INPUT ROWS

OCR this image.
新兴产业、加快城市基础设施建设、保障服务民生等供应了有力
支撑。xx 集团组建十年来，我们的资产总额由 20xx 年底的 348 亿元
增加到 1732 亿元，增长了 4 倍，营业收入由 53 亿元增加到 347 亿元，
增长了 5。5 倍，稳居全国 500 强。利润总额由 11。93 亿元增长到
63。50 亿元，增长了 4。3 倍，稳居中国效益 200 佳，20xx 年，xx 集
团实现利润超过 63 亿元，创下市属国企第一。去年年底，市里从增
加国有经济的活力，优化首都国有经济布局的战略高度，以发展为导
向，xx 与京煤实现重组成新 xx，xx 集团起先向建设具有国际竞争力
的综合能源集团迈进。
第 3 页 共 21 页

GOAL OF THE EXERCISE
Copy out the full listing exactly.

SOLUTION TO THIS TASK
OCR this image.
新兴产业、加快城市基础设施建设、保障服务民生等供应了有力
支撑。xx 集团组建十年来，我们的资产总额由 20xx 年底的 348 亿元
增加到 1732 亿元，增长了 4 倍，营业收入由 53 亿元增加到 347 亿元，
增长了 5。5 倍，稳居全国 500 强。利润总额由 11。93 亿元增长到
63。50 亿元，增长了 4。3 倍，稳居中国效益 200 佳，20xx 年，xx 集
团实现利润超过 63 亿元，创下市属国企第一。去年年底，市里从增
加国有经济的活力，优化首都国有经济布局的战略高度，以发展为导
向，xx 与京煤实现重组成新 xx，xx 集团起先向建设具有国际竞争力
的综合能源集团迈进。
第 3 页 共 21 页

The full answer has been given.